Begin Supplied material
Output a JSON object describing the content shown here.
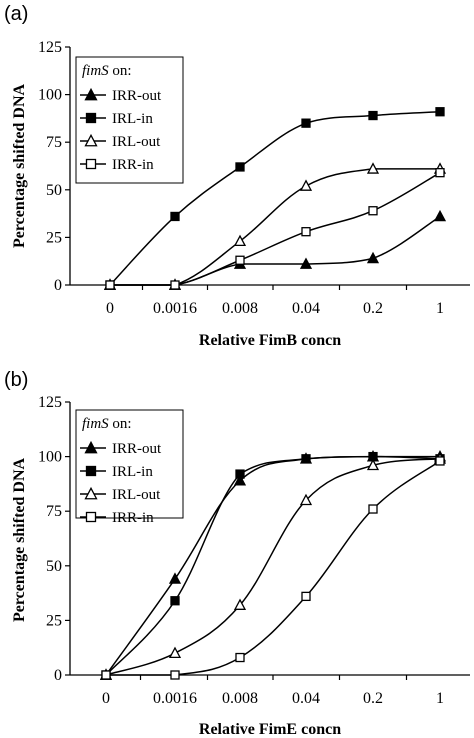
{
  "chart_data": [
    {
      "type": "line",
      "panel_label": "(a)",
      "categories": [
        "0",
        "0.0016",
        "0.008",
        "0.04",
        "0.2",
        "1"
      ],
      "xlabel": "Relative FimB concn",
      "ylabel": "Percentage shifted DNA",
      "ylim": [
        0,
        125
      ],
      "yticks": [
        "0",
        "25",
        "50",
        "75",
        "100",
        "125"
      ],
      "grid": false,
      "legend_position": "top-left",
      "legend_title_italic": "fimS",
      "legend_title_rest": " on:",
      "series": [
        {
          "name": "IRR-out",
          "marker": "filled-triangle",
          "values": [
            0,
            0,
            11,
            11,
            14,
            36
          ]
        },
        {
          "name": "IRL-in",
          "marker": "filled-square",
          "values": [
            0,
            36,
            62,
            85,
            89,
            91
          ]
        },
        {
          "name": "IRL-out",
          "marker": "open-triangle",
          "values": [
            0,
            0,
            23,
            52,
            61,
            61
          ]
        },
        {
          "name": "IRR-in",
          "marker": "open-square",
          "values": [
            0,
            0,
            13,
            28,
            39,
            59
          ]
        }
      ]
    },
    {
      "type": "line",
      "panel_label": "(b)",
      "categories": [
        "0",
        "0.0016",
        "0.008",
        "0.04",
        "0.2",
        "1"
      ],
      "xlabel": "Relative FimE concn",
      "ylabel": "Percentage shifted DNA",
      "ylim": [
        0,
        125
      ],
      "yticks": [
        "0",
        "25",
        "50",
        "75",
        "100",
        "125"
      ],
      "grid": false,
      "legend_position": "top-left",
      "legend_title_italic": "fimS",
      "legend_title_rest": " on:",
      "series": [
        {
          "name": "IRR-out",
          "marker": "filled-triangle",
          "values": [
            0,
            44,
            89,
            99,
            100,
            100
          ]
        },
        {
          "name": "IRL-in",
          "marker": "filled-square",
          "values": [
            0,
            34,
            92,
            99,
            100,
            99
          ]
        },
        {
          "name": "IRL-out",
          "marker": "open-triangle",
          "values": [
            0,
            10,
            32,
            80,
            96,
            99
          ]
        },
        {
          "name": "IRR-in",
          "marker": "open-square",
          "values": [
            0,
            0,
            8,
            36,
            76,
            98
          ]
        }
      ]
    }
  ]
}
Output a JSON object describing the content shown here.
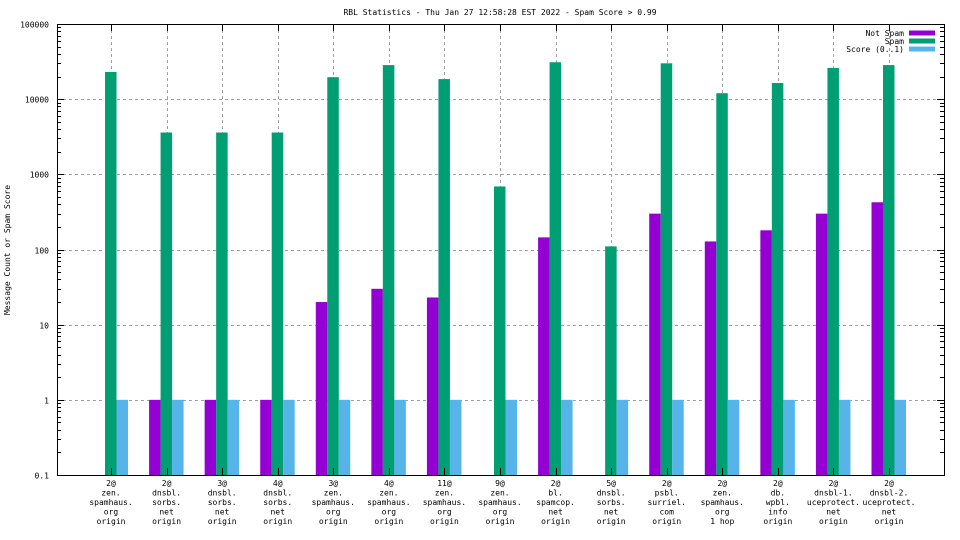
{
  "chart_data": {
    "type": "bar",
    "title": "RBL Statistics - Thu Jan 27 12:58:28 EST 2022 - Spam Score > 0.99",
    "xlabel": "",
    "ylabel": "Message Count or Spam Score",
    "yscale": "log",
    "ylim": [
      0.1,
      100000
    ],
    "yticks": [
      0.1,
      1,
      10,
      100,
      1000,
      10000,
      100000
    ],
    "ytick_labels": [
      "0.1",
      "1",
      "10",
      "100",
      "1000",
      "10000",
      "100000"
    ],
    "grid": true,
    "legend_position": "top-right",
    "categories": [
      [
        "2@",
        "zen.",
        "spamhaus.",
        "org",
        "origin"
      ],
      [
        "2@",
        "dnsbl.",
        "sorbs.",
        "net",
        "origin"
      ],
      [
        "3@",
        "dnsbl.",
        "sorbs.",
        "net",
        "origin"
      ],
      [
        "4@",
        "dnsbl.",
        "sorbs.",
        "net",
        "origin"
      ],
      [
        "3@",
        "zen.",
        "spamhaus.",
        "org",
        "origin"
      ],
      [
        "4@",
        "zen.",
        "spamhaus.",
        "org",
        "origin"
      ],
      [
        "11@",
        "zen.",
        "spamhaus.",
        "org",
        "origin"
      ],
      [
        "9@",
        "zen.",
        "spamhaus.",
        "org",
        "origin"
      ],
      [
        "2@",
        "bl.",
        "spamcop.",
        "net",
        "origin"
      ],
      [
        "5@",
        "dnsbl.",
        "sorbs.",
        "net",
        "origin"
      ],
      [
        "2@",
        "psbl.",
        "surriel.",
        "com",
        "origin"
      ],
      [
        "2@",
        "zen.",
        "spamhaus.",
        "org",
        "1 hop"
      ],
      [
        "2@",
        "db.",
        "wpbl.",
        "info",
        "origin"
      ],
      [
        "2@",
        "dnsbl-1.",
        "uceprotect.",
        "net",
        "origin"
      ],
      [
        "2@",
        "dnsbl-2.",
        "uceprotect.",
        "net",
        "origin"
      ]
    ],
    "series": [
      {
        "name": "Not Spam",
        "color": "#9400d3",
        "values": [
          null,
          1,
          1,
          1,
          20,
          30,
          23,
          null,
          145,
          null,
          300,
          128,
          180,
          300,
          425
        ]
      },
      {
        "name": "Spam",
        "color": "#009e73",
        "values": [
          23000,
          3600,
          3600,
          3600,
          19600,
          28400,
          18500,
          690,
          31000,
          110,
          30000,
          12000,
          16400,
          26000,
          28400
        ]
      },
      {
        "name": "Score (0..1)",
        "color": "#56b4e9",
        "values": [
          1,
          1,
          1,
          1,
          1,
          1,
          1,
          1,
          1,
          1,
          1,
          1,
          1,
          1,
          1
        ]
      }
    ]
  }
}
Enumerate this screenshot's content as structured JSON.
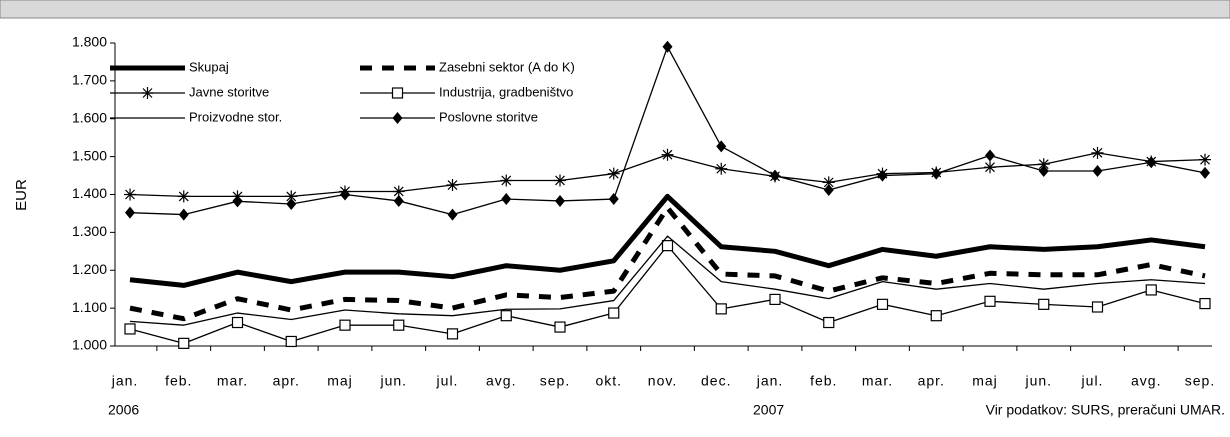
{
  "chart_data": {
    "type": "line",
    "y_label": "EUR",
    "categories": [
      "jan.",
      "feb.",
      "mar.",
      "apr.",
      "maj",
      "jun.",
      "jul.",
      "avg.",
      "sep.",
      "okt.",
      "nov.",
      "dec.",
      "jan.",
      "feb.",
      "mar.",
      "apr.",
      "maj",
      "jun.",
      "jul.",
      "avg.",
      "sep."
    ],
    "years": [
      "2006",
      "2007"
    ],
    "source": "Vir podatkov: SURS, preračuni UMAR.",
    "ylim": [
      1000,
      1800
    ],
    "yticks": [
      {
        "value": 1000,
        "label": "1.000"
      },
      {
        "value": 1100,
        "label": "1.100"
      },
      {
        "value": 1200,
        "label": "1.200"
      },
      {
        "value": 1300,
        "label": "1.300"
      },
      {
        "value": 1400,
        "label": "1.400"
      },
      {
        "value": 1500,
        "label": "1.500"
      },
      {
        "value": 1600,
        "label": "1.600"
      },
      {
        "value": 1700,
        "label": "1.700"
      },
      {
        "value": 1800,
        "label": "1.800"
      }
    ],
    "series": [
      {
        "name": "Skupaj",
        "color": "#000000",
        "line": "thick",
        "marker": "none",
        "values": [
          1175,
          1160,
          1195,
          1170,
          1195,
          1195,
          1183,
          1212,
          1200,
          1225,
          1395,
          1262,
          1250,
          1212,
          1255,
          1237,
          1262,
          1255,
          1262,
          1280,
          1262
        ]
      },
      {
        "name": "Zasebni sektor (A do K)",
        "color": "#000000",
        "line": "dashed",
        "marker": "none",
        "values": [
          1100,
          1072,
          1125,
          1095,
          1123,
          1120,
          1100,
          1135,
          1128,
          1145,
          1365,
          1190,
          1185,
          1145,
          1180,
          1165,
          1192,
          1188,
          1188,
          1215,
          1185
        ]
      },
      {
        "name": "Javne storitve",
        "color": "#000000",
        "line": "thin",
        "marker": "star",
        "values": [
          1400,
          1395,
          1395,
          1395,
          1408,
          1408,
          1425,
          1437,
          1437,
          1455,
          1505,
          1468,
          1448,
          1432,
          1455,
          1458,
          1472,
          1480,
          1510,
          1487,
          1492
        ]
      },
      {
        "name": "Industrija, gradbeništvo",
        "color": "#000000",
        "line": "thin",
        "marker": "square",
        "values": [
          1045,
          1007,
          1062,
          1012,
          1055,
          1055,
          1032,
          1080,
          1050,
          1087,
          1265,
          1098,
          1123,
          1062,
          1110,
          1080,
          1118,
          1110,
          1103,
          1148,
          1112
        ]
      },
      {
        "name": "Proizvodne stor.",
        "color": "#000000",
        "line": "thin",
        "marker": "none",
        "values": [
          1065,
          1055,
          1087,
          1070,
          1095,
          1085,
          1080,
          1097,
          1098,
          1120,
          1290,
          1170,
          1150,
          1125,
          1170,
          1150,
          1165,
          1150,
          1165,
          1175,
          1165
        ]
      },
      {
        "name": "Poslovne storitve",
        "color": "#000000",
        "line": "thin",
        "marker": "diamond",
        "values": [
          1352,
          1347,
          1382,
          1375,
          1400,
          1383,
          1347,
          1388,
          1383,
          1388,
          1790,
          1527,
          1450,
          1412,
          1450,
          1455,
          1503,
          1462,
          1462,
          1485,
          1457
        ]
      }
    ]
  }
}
End Supplied material
» **Problem description**
Find every line that holds "concn" and copy it.

» **Result**
      "xlabel": "Relative FimB concn",
      "xlabel": "Relative FimE concn",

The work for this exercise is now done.